— start of Data for the task —

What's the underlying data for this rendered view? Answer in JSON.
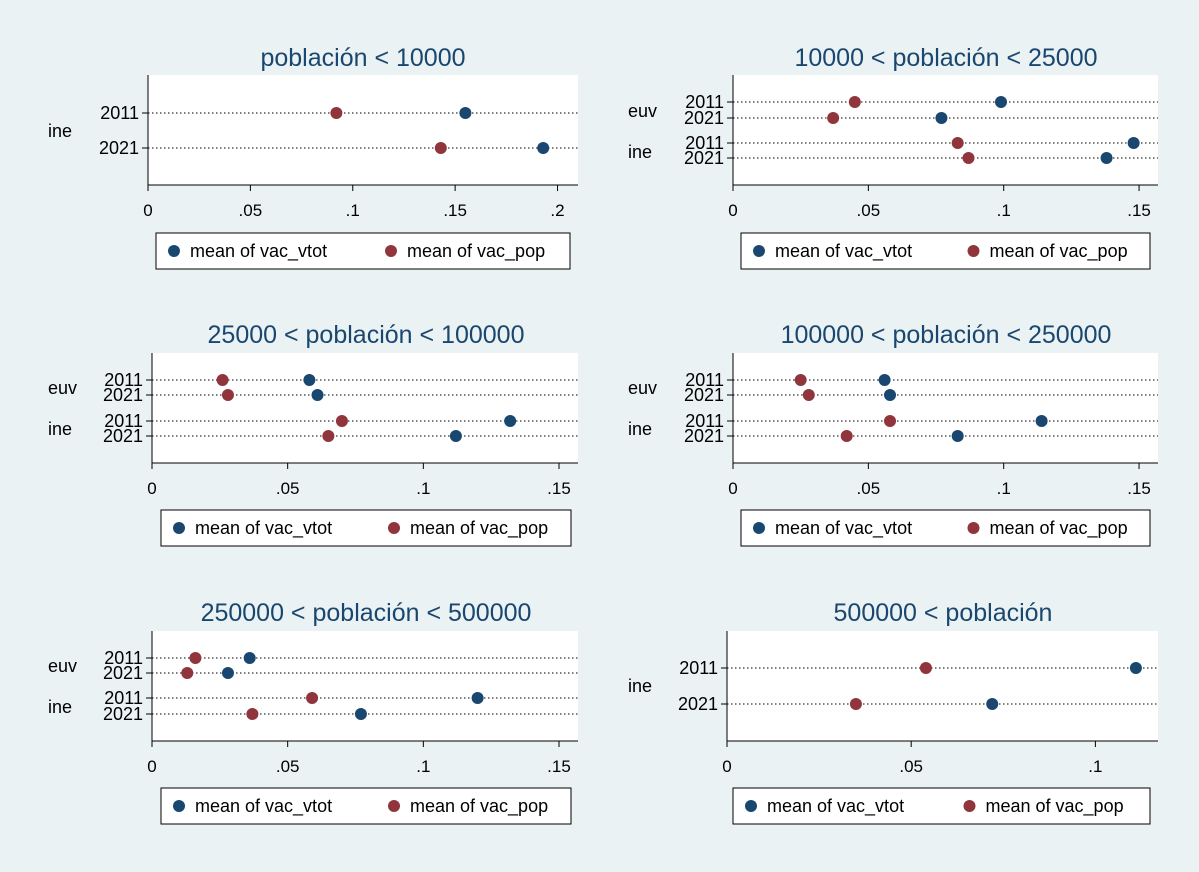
{
  "colors": {
    "background": "#eaf2f3",
    "plot_bg": "#ffffff",
    "title": "#1a476f",
    "vac_vtot": "#1a476f",
    "vac_pop": "#90353b"
  },
  "legend_labels": [
    "mean of vac_vtot",
    "mean of vac_pop"
  ],
  "chart_data": [
    {
      "type": "dot",
      "title": "población < 10000",
      "groups": [
        {
          "label": "ine",
          "rows": [
            {
              "label": "2011",
              "vac_vtot": 0.155,
              "vac_pop": 0.092
            },
            {
              "label": "2021",
              "vac_vtot": 0.193,
              "vac_pop": 0.143
            }
          ]
        }
      ],
      "xticks": [
        "0",
        ".05",
        ".1",
        ".15",
        ".2"
      ],
      "xtick_values": [
        0,
        0.05,
        0.1,
        0.15,
        0.2
      ],
      "xlim": [
        0,
        0.21
      ],
      "series": [
        {
          "name": "mean of vac_vtot"
        },
        {
          "name": "mean of vac_pop"
        }
      ],
      "legend": "bottom"
    },
    {
      "type": "dot",
      "title": "10000 < población < 25000",
      "groups": [
        {
          "label": "euv",
          "rows": [
            {
              "label": "2011",
              "vac_vtot": 0.099,
              "vac_pop": 0.045
            },
            {
              "label": "2021",
              "vac_vtot": 0.077,
              "vac_pop": 0.037
            }
          ]
        },
        {
          "label": "ine",
          "rows": [
            {
              "label": "2011",
              "vac_vtot": 0.148,
              "vac_pop": 0.083
            },
            {
              "label": "2021",
              "vac_vtot": 0.138,
              "vac_pop": 0.087
            }
          ]
        }
      ],
      "xticks": [
        "0",
        ".05",
        ".1",
        ".15"
      ],
      "xtick_values": [
        0,
        0.05,
        0.1,
        0.15
      ],
      "xlim": [
        0,
        0.157
      ],
      "series": [
        {
          "name": "mean of vac_vtot"
        },
        {
          "name": "mean of vac_pop"
        }
      ],
      "legend": "bottom"
    },
    {
      "type": "dot",
      "title": "25000 < población < 100000",
      "groups": [
        {
          "label": "euv",
          "rows": [
            {
              "label": "2011",
              "vac_vtot": 0.058,
              "vac_pop": 0.026
            },
            {
              "label": "2021",
              "vac_vtot": 0.061,
              "vac_pop": 0.028
            }
          ]
        },
        {
          "label": "ine",
          "rows": [
            {
              "label": "2011",
              "vac_vtot": 0.132,
              "vac_pop": 0.07
            },
            {
              "label": "2021",
              "vac_vtot": 0.112,
              "vac_pop": 0.065
            }
          ]
        }
      ],
      "xticks": [
        "0",
        ".05",
        ".1",
        ".15"
      ],
      "xtick_values": [
        0,
        0.05,
        0.1,
        0.15
      ],
      "xlim": [
        0,
        0.157
      ],
      "series": [
        {
          "name": "mean of vac_vtot"
        },
        {
          "name": "mean of vac_pop"
        }
      ],
      "legend": "bottom"
    },
    {
      "type": "dot",
      "title": "100000 < población < 250000",
      "groups": [
        {
          "label": "euv",
          "rows": [
            {
              "label": "2011",
              "vac_vtot": 0.056,
              "vac_pop": 0.025
            },
            {
              "label": "2021",
              "vac_vtot": 0.058,
              "vac_pop": 0.028
            }
          ]
        },
        {
          "label": "ine",
          "rows": [
            {
              "label": "2011",
              "vac_vtot": 0.114,
              "vac_pop": 0.058
            },
            {
              "label": "2021",
              "vac_vtot": 0.083,
              "vac_pop": 0.042
            }
          ]
        }
      ],
      "xticks": [
        "0",
        ".05",
        ".1",
        ".15"
      ],
      "xtick_values": [
        0,
        0.05,
        0.1,
        0.15
      ],
      "xlim": [
        0,
        0.157
      ],
      "series": [
        {
          "name": "mean of vac_vtot"
        },
        {
          "name": "mean of vac_pop"
        }
      ],
      "legend": "bottom"
    },
    {
      "type": "dot",
      "title": "250000 < población < 500000",
      "groups": [
        {
          "label": "euv",
          "rows": [
            {
              "label": "2011",
              "vac_vtot": 0.036,
              "vac_pop": 0.016
            },
            {
              "label": "2021",
              "vac_vtot": 0.028,
              "vac_pop": 0.013
            }
          ]
        },
        {
          "label": "ine",
          "rows": [
            {
              "label": "2011",
              "vac_vtot": 0.12,
              "vac_pop": 0.059
            },
            {
              "label": "2021",
              "vac_vtot": 0.077,
              "vac_pop": 0.037
            }
          ]
        }
      ],
      "xticks": [
        "0",
        ".05",
        ".1",
        ".15"
      ],
      "xtick_values": [
        0,
        0.05,
        0.1,
        0.15
      ],
      "xlim": [
        0,
        0.157
      ],
      "series": [
        {
          "name": "mean of vac_vtot"
        },
        {
          "name": "mean of vac_pop"
        }
      ],
      "legend": "bottom"
    },
    {
      "type": "dot",
      "title": "500000 < población",
      "groups": [
        {
          "label": "ine",
          "rows": [
            {
              "label": "2011",
              "vac_vtot": 0.111,
              "vac_pop": 0.054
            },
            {
              "label": "2021",
              "vac_vtot": 0.072,
              "vac_pop": 0.035
            }
          ]
        }
      ],
      "xticks": [
        "0",
        ".05",
        ".1"
      ],
      "xtick_values": [
        0,
        0.05,
        0.1
      ],
      "xlim": [
        0,
        0.117
      ],
      "series": [
        {
          "name": "mean of vac_vtot"
        },
        {
          "name": "mean of vac_pop"
        }
      ],
      "legend": "bottom"
    }
  ]
}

— end of Data for the task —

> **Objective**: Repeat all the records above exactly, leaving out any pictures.

> **Response to this task**:
What's the underlying data for this rendered view? Answer in JSON.
{
  "colors": {
    "background": "#eaf2f3",
    "plot_bg": "#ffffff",
    "title": "#1a476f",
    "vac_vtot": "#1a476f",
    "vac_pop": "#90353b"
  },
  "legend_labels": [
    "mean of vac_vtot",
    "mean of vac_pop"
  ],
  "chart_data": [
    {
      "type": "dot",
      "title": "población < 10000",
      "groups": [
        {
          "label": "ine",
          "rows": [
            {
              "label": "2011",
              "vac_vtot": 0.155,
              "vac_pop": 0.092
            },
            {
              "label": "2021",
              "vac_vtot": 0.193,
              "vac_pop": 0.143
            }
          ]
        }
      ],
      "xticks": [
        "0",
        ".05",
        ".1",
        ".15",
        ".2"
      ],
      "xtick_values": [
        0,
        0.05,
        0.1,
        0.15,
        0.2
      ],
      "xlim": [
        0,
        0.21
      ],
      "series": [
        {
          "name": "mean of vac_vtot"
        },
        {
          "name": "mean of vac_pop"
        }
      ],
      "legend": "bottom"
    },
    {
      "type": "dot",
      "title": "10000 < población < 25000",
      "groups": [
        {
          "label": "euv",
          "rows": [
            {
              "label": "2011",
              "vac_vtot": 0.099,
              "vac_pop": 0.045
            },
            {
              "label": "2021",
              "vac_vtot": 0.077,
              "vac_pop": 0.037
            }
          ]
        },
        {
          "label": "ine",
          "rows": [
            {
              "label": "2011",
              "vac_vtot": 0.148,
              "vac_pop": 0.083
            },
            {
              "label": "2021",
              "vac_vtot": 0.138,
              "vac_pop": 0.087
            }
          ]
        }
      ],
      "xticks": [
        "0",
        ".05",
        ".1",
        ".15"
      ],
      "xtick_values": [
        0,
        0.05,
        0.1,
        0.15
      ],
      "xlim": [
        0,
        0.157
      ],
      "series": [
        {
          "name": "mean of vac_vtot"
        },
        {
          "name": "mean of vac_pop"
        }
      ],
      "legend": "bottom"
    },
    {
      "type": "dot",
      "title": "25000 < población < 100000",
      "groups": [
        {
          "label": "euv",
          "rows": [
            {
              "label": "2011",
              "vac_vtot": 0.058,
              "vac_pop": 0.026
            },
            {
              "label": "2021",
              "vac_vtot": 0.061,
              "vac_pop": 0.028
            }
          ]
        },
        {
          "label": "ine",
          "rows": [
            {
              "label": "2011",
              "vac_vtot": 0.132,
              "vac_pop": 0.07
            },
            {
              "label": "2021",
              "vac_vtot": 0.112,
              "vac_pop": 0.065
            }
          ]
        }
      ],
      "xticks": [
        "0",
        ".05",
        ".1",
        ".15"
      ],
      "xtick_values": [
        0,
        0.05,
        0.1,
        0.15
      ],
      "xlim": [
        0,
        0.157
      ],
      "series": [
        {
          "name": "mean of vac_vtot"
        },
        {
          "name": "mean of vac_pop"
        }
      ],
      "legend": "bottom"
    },
    {
      "type": "dot",
      "title": "100000 < población < 250000",
      "groups": [
        {
          "label": "euv",
          "rows": [
            {
              "label": "2011",
              "vac_vtot": 0.056,
              "vac_pop": 0.025
            },
            {
              "label": "2021",
              "vac_vtot": 0.058,
              "vac_pop": 0.028
            }
          ]
        },
        {
          "label": "ine",
          "rows": [
            {
              "label": "2011",
              "vac_vtot": 0.114,
              "vac_pop": 0.058
            },
            {
              "label": "2021",
              "vac_vtot": 0.083,
              "vac_pop": 0.042
            }
          ]
        }
      ],
      "xticks": [
        "0",
        ".05",
        ".1",
        ".15"
      ],
      "xtick_values": [
        0,
        0.05,
        0.1,
        0.15
      ],
      "xlim": [
        0,
        0.157
      ],
      "series": [
        {
          "name": "mean of vac_vtot"
        },
        {
          "name": "mean of vac_pop"
        }
      ],
      "legend": "bottom"
    },
    {
      "type": "dot",
      "title": "250000 < población < 500000",
      "groups": [
        {
          "label": "euv",
          "rows": [
            {
              "label": "2011",
              "vac_vtot": 0.036,
              "vac_pop": 0.016
            },
            {
              "label": "2021",
              "vac_vtot": 0.028,
              "vac_pop": 0.013
            }
          ]
        },
        {
          "label": "ine",
          "rows": [
            {
              "label": "2011",
              "vac_vtot": 0.12,
              "vac_pop": 0.059
            },
            {
              "label": "2021",
              "vac_vtot": 0.077,
              "vac_pop": 0.037
            }
          ]
        }
      ],
      "xticks": [
        "0",
        ".05",
        ".1",
        ".15"
      ],
      "xtick_values": [
        0,
        0.05,
        0.1,
        0.15
      ],
      "xlim": [
        0,
        0.157
      ],
      "series": [
        {
          "name": "mean of vac_vtot"
        },
        {
          "name": "mean of vac_pop"
        }
      ],
      "legend": "bottom"
    },
    {
      "type": "dot",
      "title": "500000 < población",
      "groups": [
        {
          "label": "ine",
          "rows": [
            {
              "label": "2011",
              "vac_vtot": 0.111,
              "vac_pop": 0.054
            },
            {
              "label": "2021",
              "vac_vtot": 0.072,
              "vac_pop": 0.035
            }
          ]
        }
      ],
      "xticks": [
        "0",
        ".05",
        ".1"
      ],
      "xtick_values": [
        0,
        0.05,
        0.1
      ],
      "xlim": [
        0,
        0.117
      ],
      "series": [
        {
          "name": "mean of vac_vtot"
        },
        {
          "name": "mean of vac_pop"
        }
      ],
      "legend": "bottom"
    }
  ]
}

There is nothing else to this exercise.